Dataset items
+++

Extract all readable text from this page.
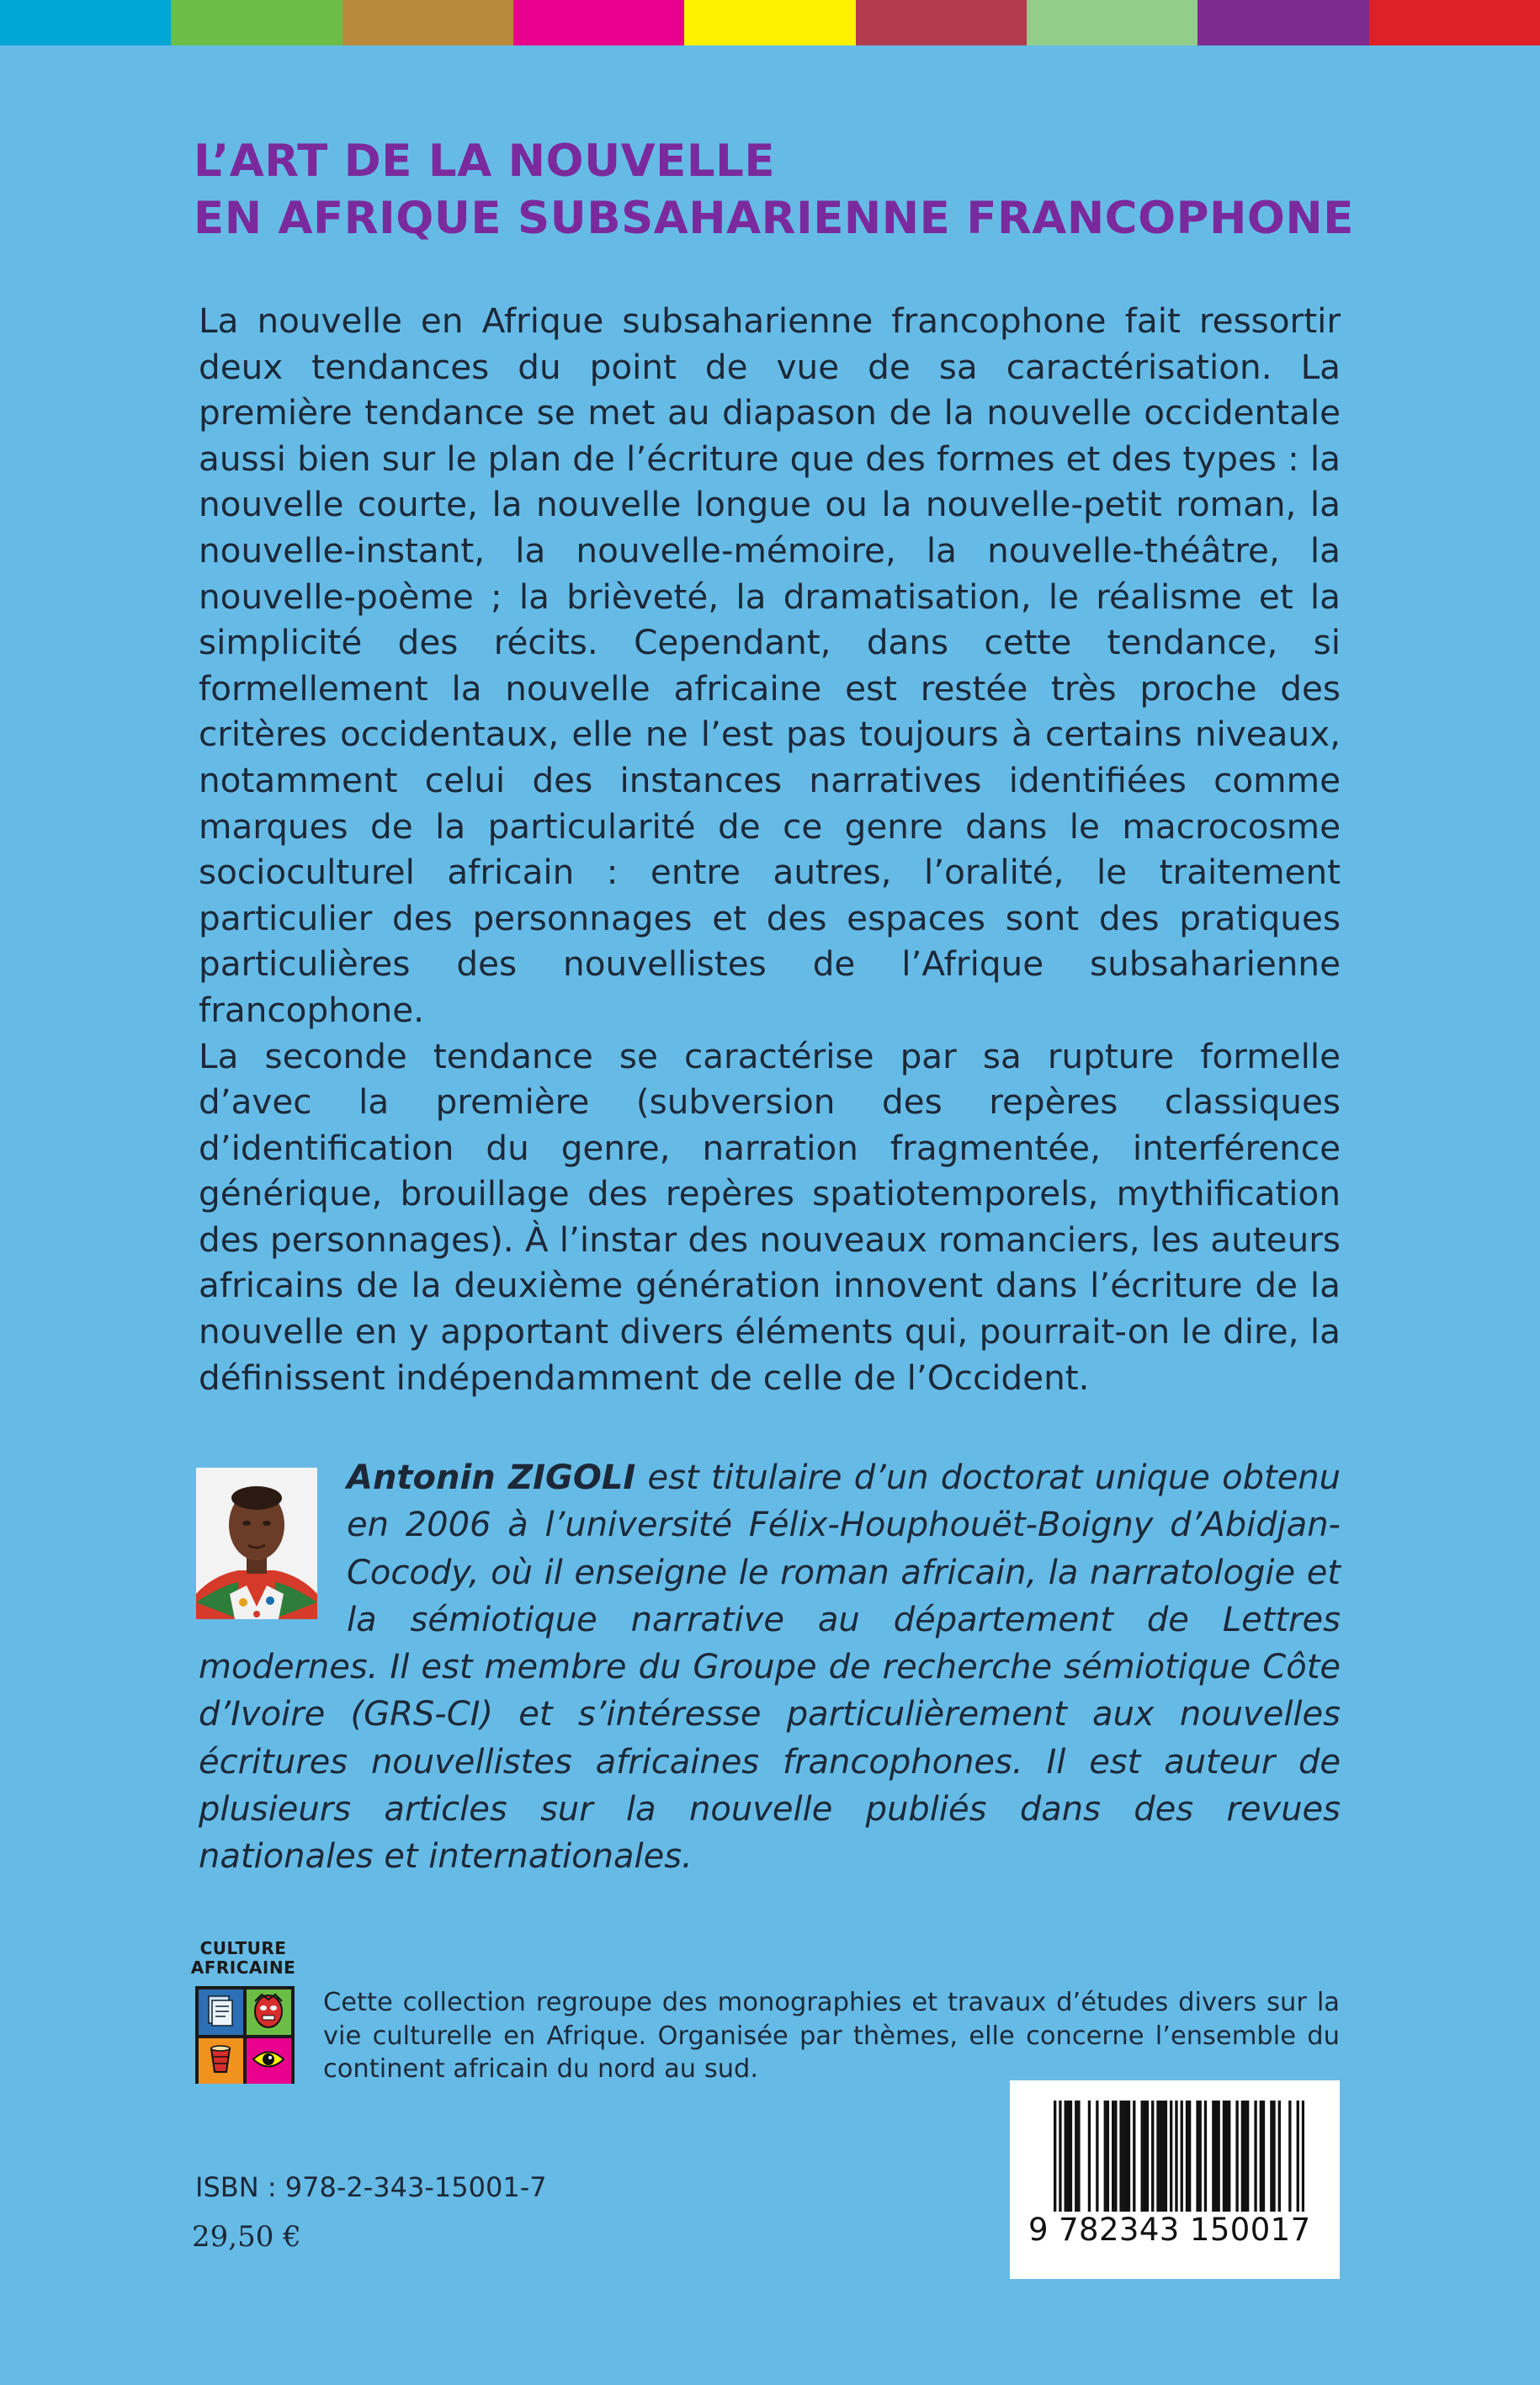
L’ART DE LA NOUVELLE
EN AFRIQUE SUBSAHARIENNE FRANCOPHONE

La nouvelle en Afrique subsaharienne francophone fait ressortir deux tendances du point de vue de sa caractérisation. La première tendance se met au diapason de la nouvelle occidentale aussi bien sur le plan de l’écriture que des formes et des types : la nouvelle courte, la nouvelle longue ou la nouvelle-petit roman, la nouvelle-instant, la nouvelle-mémoire, la nouvelle-théâtre, la nouvelle-poème ; la brièveté, la dramatisation, le réalisme et la simplicité des récits. Cependant, dans cette tendance, si formellement la nouvelle africaine est restée très proche des critères occidentaux, elle ne l’est pas toujours à certains niveaux, notamment celui des instances narratives identifiées comme marques de la particularité de ce genre dans le macrocosme socioculturel africain : entre autres, l’oralité, le traitement particulier des personnages et des espaces sont des pratiques particulières des nouvellistes de l’Afrique subsaharienne francophone.

La seconde tendance se caractérise par sa rupture formelle d’avec la première (subversion des repères classiques d’identification du genre, narration fragmentée, interférence générique, brouillage des repères spatiotemporels, mythification des personnages). À l’instar des nouveaux romanciers, les auteurs africains de la deuxième génération innovent dans l’écriture de la nouvelle en y apportant divers éléments qui, pourrait-on le dire, la définissent indépendamment de celle de l’Occident.

Antonin ZIGOLI est titulaire d’un doctorat unique obtenu en 2006 à l’université Félix-Houphouët-Boigny d’Abidjan-Cocody, où il enseigne le roman africain, la narratologie et la sémiotique narrative au département de Lettres modernes. Il est membre du Groupe de recherche sémiotique Côte d’Ivoire (GRS-CI) et s’intéresse particulièrement aux nouvelles écritures nouvellistes africaines francophones. Il est auteur de plusieurs articles sur la nouvelle publiés dans des revues nationales et internationales.
CULTURE
AFRICAINE
Cette collection regroupe des monographies et travaux d’études divers sur la vie culturelle en Afrique. Organisée par thèmes, elle concerne l’ensemble du continent africain du nord au sud.
9 782343 150017
ISBN : 978-2-343-15001-7
29,50 €
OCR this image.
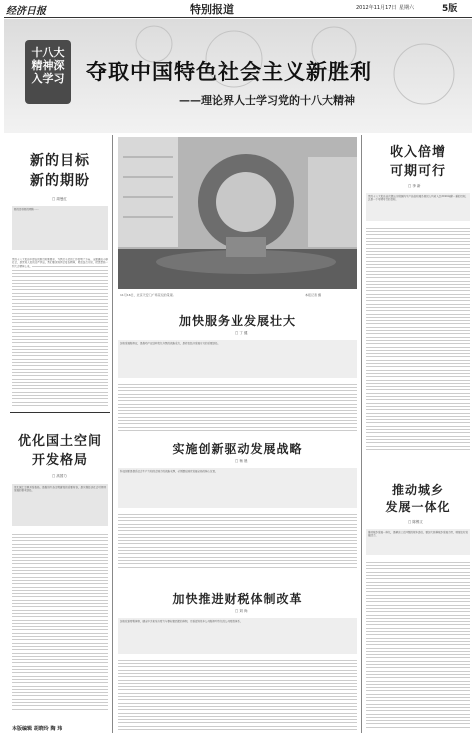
经济日报	特别报道	2012年11月17日 星期六	5版
十八大精神深入学习	夺取中国特色社会主义新胜利
——理论界人士学习党的十八大精神
新的目标
新的期盼
□ 周曼红
新的目标新的期盼……
党的十八大报告中提出的新目标新要求，为我们今后的工作指明了方向。全面建成小康社会，是党和人民的庄严承诺。我们要深刻领会报告精神，紧密结合实际，把思想统一到大会精神上来。
优化国土空间
开发格局
□ 高国力
优化国土空间开发格局，是推进生态文明建设的重要内容，是实现经济社会可持续发展的根本途径。
本版编辑 胡晓玲 陶 玮
11月16日，北京天安门广场花坛的景观。	本报记者 摄
加快服务业发展壮大
□ 丁 健
加快发展服务业，是推动产业结构优化升级的战略重点，是转变经济发展方式的重要途径。
实施创新驱动发展战略
□ 杨 晨
科技创新是提高社会生产力和综合国力的战略支撑，必须摆在国家发展全局的核心位置。
加快推进财税体制改革
□ 刘 尚
加快改革财税体制，健全中央和地方财力与事权相匹配的体制，完善促进基本公共服务均等化的公共财政体系。
收入倍增
可期可行
□ 李 新
党的十八大报告首次提出实现国内生产总值和城乡居民人均收入比2010年翻一番的目标，这是一个可期可行的目标。
推动城乡
发展一体化
□ 陈锡文
推动城乡发展一体化，是解决三农问题的根本途径。要加大统筹城乡发展力度，增强农村发展活力。
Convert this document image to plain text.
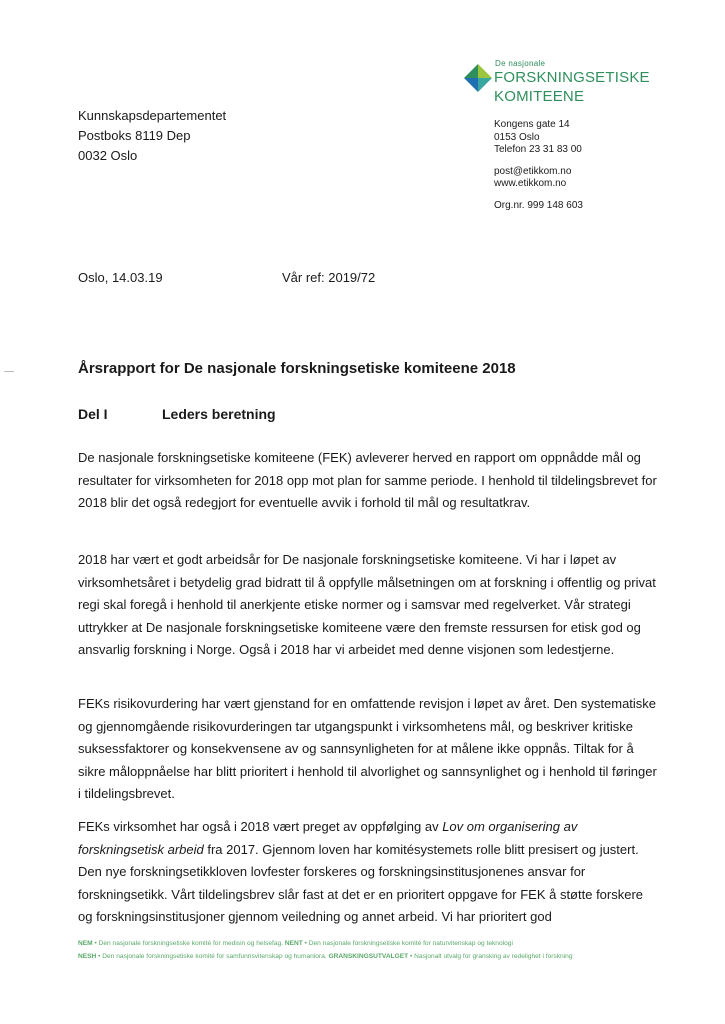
De nasjonale
FORSKNINGSETISKE
KOMITEENE
Kunnskapsdepartementet
Postboks 8119 Dep
0032 Oslo
Kongens gate 14
0153 Oslo
Telefon 23 31 83 00
post@etikkom.no
www.etikkom.no
Org.nr. 999 148 603
Oslo, 14.03.19	Vår ref: 2019/72
Årsrapport for De nasjonale forskningsetiske komiteene 2018
Del I	Leders beretning

De nasjonale forskningsetiske komiteene (FEK) avleverer herved en rapport om oppnådde mål og resultater for virksomheten for 2018 opp mot plan for samme periode. I henhold til tildelingsbrevet for 2018 blir det også redegjort for eventuelle avvik i forhold til mål og resultatkrav.

2018 har vært et godt arbeidsår for De nasjonale forskningsetiske komiteene. Vi har i løpet av virksomhetsåret i betydelig grad bidratt til å oppfylle målsetningen om at forskning i offentlig og privat regi skal foregå i henhold til anerkjente etiske normer og i samsvar med regelverket. Vår strategi uttrykker at De nasjonale forskningsetiske komiteene være den fremste ressursen for etisk god og ansvarlig forskning i Norge. Også i 2018 har vi arbeidet med denne visjonen som ledestjerne.

FEKs risikovurdering har vært gjenstand for en omfattende revisjon i løpet av året. Den systematiske og gjennomgående risikovurderingen tar utgangspunkt i virksomhetens mål, og beskriver kritiske suksessfaktorer og konsekvensene av og sannsynligheten for at målene ikke oppnås. Tiltak for å sikre måloppnåelse har blitt prioritert i henhold til alvorlighet og sannsynlighet og i henhold til føringer i tildelingsbrevet.

FEKs virksomhet har også i 2018 vært preget av oppfølging av Lov om organisering av forskningsetisk arbeid fra 2017. Gjennom loven har komitésystemets rolle blitt presisert og justert. Den nye forskningsetikkloven lovfester forskeres og forskningsinstitusjonenes ansvar for forskningsetikk. Vårt tildelingsbrev slår fast at det er en prioritert oppgave for FEK å støtte forskere og forskningsinstitusjoner gjennom veiledning og annet arbeid. Vi har prioritert god

NEM • Den nasjonale forskningsetiske komité for medisin og helsefag. NENT • Den nasjonale forskningsetiske komité for naturvitenskap og teknologi
NESH • Den nasjonale forskningsetiske komité for samfunnsvitenskap og humaniora. GRANSKINGSUTVALGET • Nasjonalt utvalg for gransking av redelighet i forskning
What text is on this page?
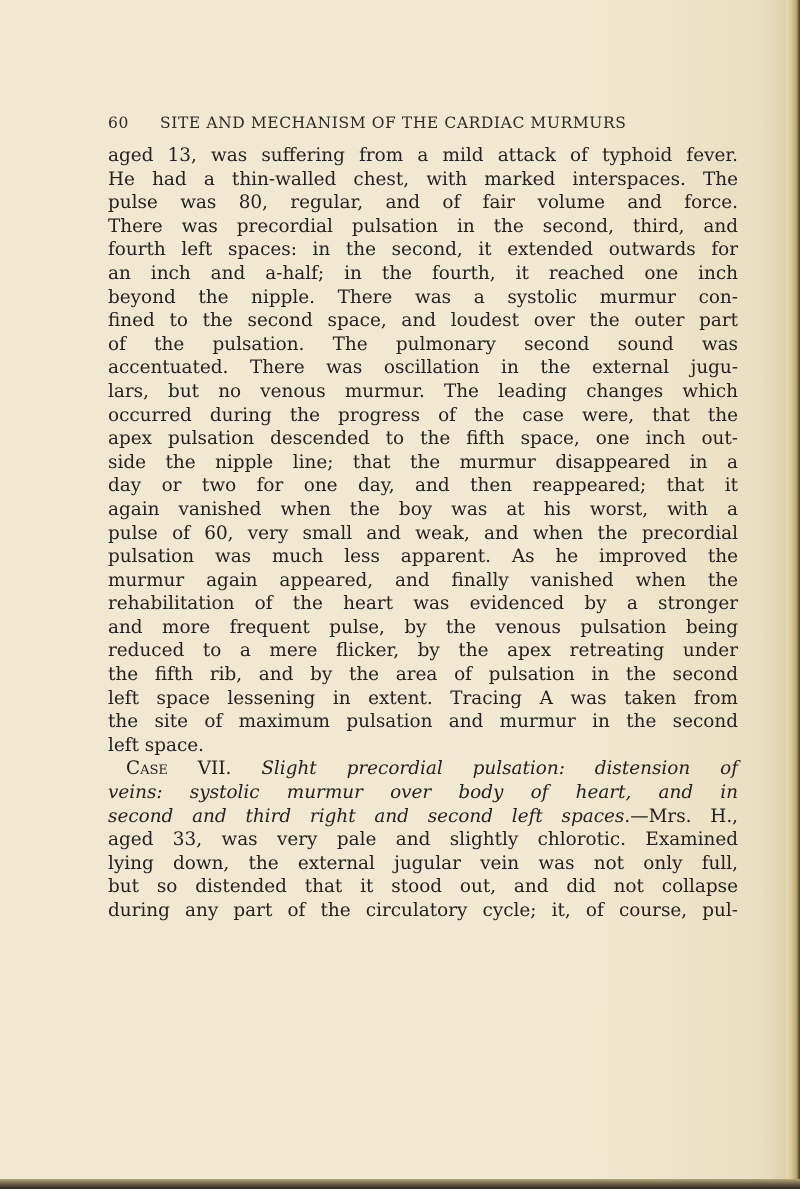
60 SITE AND MECHANISM OF THE CARDIAC MURMURS
aged 13, was suffering from a mild attack of typhoid fever.
He had a thin-walled chest, with marked interspaces. The
pulse was 80, regular, and of fair volume and force.
There was precordial pulsation in the second, third, and
fourth left spaces: in the second, it extended outwards for
an inch and a-half; in the fourth, it reached one inch
beyond the nipple. There was a systolic murmur con-
fined to the second space, and loudest over the outer part
of the pulsation. The pulmonary second sound was
accentuated. There was oscillation in the external jugu-
lars, but no venous murmur. The leading changes which
occurred during the progress of the case were, that the
apex pulsation descended to the fifth space, one inch out-
side the nipple line; that the murmur disappeared in a
day or two for one day, and then reappeared; that it
again vanished when the boy was at his worst, with a
pulse of 60, very small and weak, and when the precordial
pulsation was much less apparent. As he improved the
murmur again appeared, and finally vanished when the
rehabilitation of the heart was evidenced by a stronger
and more frequent pulse, by the venous pulsation being
reduced to a mere flicker, by the apex retreating under
the fifth rib, and by the area of pulsation in the second
left space lessening in extent. Tracing A was taken from
the site of maximum pulsation and murmur in the second
left space.
Case VII. Slight precordial pulsation: distension of
veins: systolic murmur over body of heart, and in
second and third right and second left spaces.—Mrs. H.,
aged 33, was very pale and slightly chlorotic. Examined
lying down, the external jugular vein was not only full,
but so distended that it stood out, and did not collapse
during any part of the circulatory cycle; it, of course, pul-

+++

# PROBLEM TO SOLVE:
Report each line of the material above where the word "tendance" appears.

# TASK ANSWER:
La nouvelle en Afrique subsaharienne francophone fait ressortir deux tendances du point de vue de sa caractérisation. La première tendance se met au diapason de la nouvelle occidentale aussi bien sur le plan de l’écriture que des formes et des types : la nouvelle courte, la nouvelle longue ou la nouvelle-petit roman, la nouvelle-instant, la nouvelle-mémoire, la nouvelle-théâtre, la nouvelle-poème ; la brièveté, la dramatisation, le réalisme et la simplicité des récits. Cependant, dans cette tendance, si formellement la nouvelle africaine est restée très proche des critères occidentaux, elle ne l’est pas toujours à certains niveaux, notamment celui des instances narratives identifiées comme marques de la particularité de ce genre dans le macrocosme socioculturel africain : entre autres, l’oralité, le traitement particulier des personnages et des espaces sont des pratiques particulières des nouvellistes de l’Afrique subsaharienne francophone.
La seconde tendance se caractérise par sa rupture formelle d’avec la première (subversion des repères classiques d’identification du genre, narration fragmentée, interférence générique, brouillage des repères spatiotemporels, mythification des personnages). À l’instar des nouveaux romanciers, les auteurs africains de la deuxième génération innovent dans l’écriture de la nouvelle en y apportant divers éléments qui, pourrait-on le dire, la définissent indépendamment de celle de l’Occident.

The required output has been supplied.